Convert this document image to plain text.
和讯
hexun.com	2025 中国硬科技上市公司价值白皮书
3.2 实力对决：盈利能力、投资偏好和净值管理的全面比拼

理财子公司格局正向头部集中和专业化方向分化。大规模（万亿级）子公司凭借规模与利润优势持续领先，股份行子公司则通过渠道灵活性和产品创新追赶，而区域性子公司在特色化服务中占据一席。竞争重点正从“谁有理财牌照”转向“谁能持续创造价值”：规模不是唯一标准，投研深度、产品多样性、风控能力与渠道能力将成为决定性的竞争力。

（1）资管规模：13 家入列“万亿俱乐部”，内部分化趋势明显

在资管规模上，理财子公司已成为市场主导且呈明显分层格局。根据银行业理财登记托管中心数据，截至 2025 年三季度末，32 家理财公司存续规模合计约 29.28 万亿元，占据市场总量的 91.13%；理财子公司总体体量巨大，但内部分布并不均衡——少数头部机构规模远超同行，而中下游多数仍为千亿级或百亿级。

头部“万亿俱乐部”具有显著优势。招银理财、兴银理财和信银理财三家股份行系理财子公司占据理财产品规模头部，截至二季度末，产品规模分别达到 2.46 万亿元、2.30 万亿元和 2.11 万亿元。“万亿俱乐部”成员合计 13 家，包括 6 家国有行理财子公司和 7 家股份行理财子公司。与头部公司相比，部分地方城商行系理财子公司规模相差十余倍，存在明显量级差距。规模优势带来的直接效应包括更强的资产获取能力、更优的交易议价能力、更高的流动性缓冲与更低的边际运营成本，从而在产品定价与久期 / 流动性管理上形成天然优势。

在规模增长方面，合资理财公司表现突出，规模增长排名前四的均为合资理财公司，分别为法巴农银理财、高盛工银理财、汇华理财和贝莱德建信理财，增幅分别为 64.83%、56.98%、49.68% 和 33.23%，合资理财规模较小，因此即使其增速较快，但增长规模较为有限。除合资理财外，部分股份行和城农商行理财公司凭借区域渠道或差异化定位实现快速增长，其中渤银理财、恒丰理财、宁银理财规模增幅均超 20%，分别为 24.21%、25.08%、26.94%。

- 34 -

----

### EXERCISE DIRECTIONS
Retype the records above exactly.

### OUTPUT FOR THIS TASK
Convert this document image to plain text.
和讯
hexun.com	2025 中国硬科技上市公司价值白皮书
3.2 实力对决：盈利能力、投资偏好和净值管理的全面比拼

理财子公司格局正向头部集中和专业化方向分化。大规模（万亿级）子公司凭借规模与利润优势持续领先，股份行子公司则通过渠道灵活性和产品创新追赶，而区域性子公司在特色化服务中占据一席。竞争重点正从“谁有理财牌照”转向“谁能持续创造价值”：规模不是唯一标准，投研深度、产品多样性、风控能力与渠道能力将成为决定性的竞争力。

（1）资管规模：13 家入列“万亿俱乐部”，内部分化趋势明显

在资管规模上，理财子公司已成为市场主导且呈明显分层格局。根据银行业理财登记托管中心数据，截至 2025 年三季度末，32 家理财公司存续规模合计约 29.28 万亿元，占据市场总量的 91.13%；理财子公司总体体量巨大，但内部分布并不均衡——少数头部机构规模远超同行，而中下游多数仍为千亿级或百亿级。

头部“万亿俱乐部”具有显著优势。招银理财、兴银理财和信银理财三家股份行系理财子公司占据理财产品规模头部，截至二季度末，产品规模分别达到 2.46 万亿元、2.30 万亿元和 2.11 万亿元。“万亿俱乐部”成员合计 13 家，包括 6 家国有行理财子公司和 7 家股份行理财子公司。与头部公司相比，部分地方城商行系理财子公司规模相差十余倍，存在明显量级差距。规模优势带来的直接效应包括更强的资产获取能力、更优的交易议价能力、更高的流动性缓冲与更低的边际运营成本，从而在产品定价与久期 / 流动性管理上形成天然优势。

在规模增长方面，合资理财公司表现突出，规模增长排名前四的均为合资理财公司，分别为法巴农银理财、高盛工银理财、汇华理财和贝莱德建信理财，增幅分别为 64.83%、56.98%、49.68% 和 33.23%，合资理财规模较小，因此即使其增速较快，但增长规模较为有限。除合资理财外，部分股份行和城农商行理财公司凭借区域渠道或差异化定位实现快速增长，其中渤银理财、恒丰理财、宁银理财规模增幅均超 20%，分别为 24.21%、25.08%、26.94%。

- 34 -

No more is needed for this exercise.